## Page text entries

┌──

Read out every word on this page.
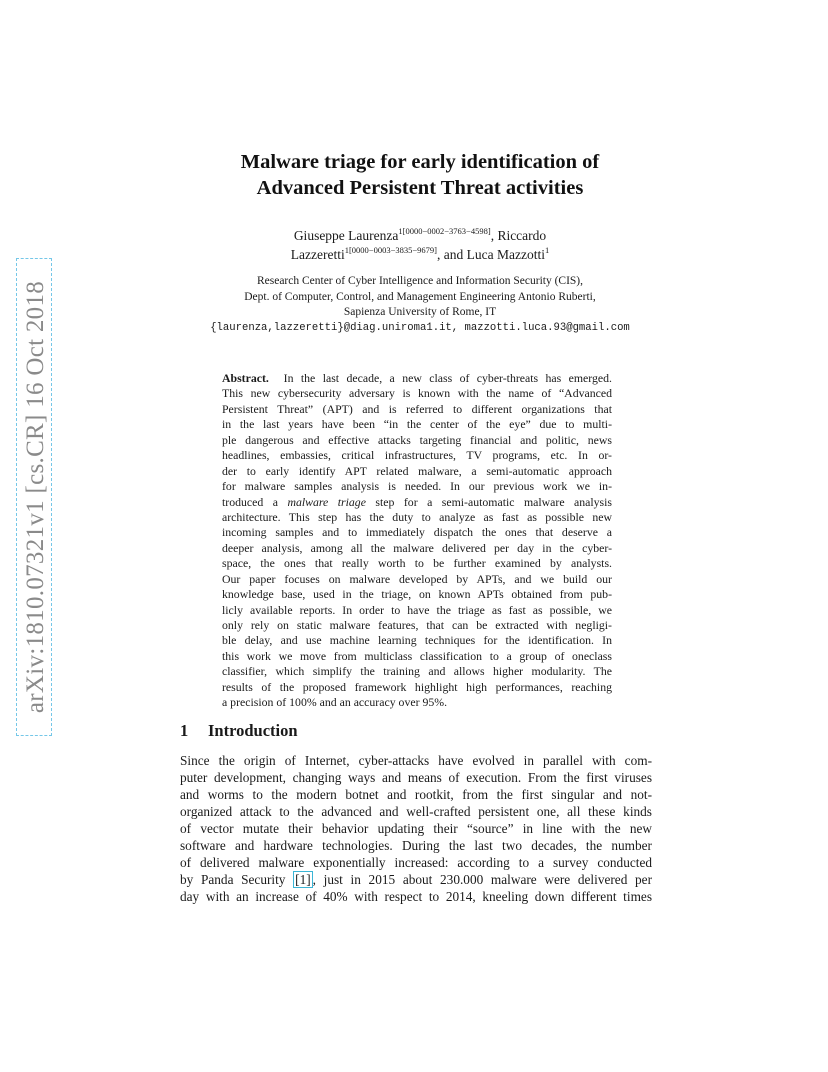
arXiv:1810.07321v1 [cs.CR] 16 Oct 2018
Malware triage for early identification of
Advanced Persistent Threat activities
Giuseppe Laurenza$^{1[0000-0002-3763-4598]}$, Riccardo
Lazzeretti$^{1[0000-0003-3835-9679]}$, and Luca Mazzotti$^1$
Research Center of Cyber Intelligence and Information Security (CIS),
Dept. of Computer, Control, and Management Engineering Antonio Ruberti,
Sapienza University of Rome, IT
{laurenza,lazzeretti}@diag.uniroma1.it, mazzotti.luca.93@gmail.com
Abstract. In the last decade, a new class of cyber-threats has emerged.
This new cybersecurity adversary is known with the name of “Advanced
Persistent Threat” (APT) and is referred to different organizations that
in the last years have been “in the center of the eye” due to multi-
ple dangerous and effective attacks targeting financial and politic, news
headlines, embassies, critical infrastructures, TV programs, etc. In or-
der to early identify APT related malware, a semi-automatic approach
for malware samples analysis is needed. In our previous work we in-
troduced a malware triage step for a semi-automatic malware analysis
architecture. This step has the duty to analyze as fast as possible new
incoming samples and to immediately dispatch the ones that deserve a
deeper analysis, among all the malware delivered per day in the cyber-
space, the ones that really worth to be further examined by analysts.
Our paper focuses on malware developed by APTs, and we build our
knowledge base, used in the triage, on known APTs obtained from pub-
licly available reports. In order to have the triage as fast as possible, we
only rely on static malware features, that can be extracted with negligi-
ble delay, and use machine learning techniques for the identification. In
this work we move from multiclass classification to a group of oneclass
classifier, which simplify the training and allows higher modularity. The
results of the proposed framework highlight high performances, reaching
a precision of 100% and an accuracy over 95%.
1 Introduction
Since the origin of Internet, cyber-attacks have evolved in parallel with com-
puter development, changing ways and means of execution. From the first viruses
and worms to the modern botnet and rootkit, from the first singular and not-
organized attack to the advanced and well-crafted persistent one, all these kinds
of vector mutate their behavior updating their “source” in line with the new
software and hardware technologies. During the last two decades, the number
of delivered malware exponentially increased: according to a survey conducted
by Panda Security [1] , just in 2015 about 230.000 malware were delivered per
day with an increase of 40% with respect to 2014, kneeling down different times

└──

## Exercise instructions
Determine how many lines above contain "step" as a word or string. Give the number alone.

## Solution to the problem
2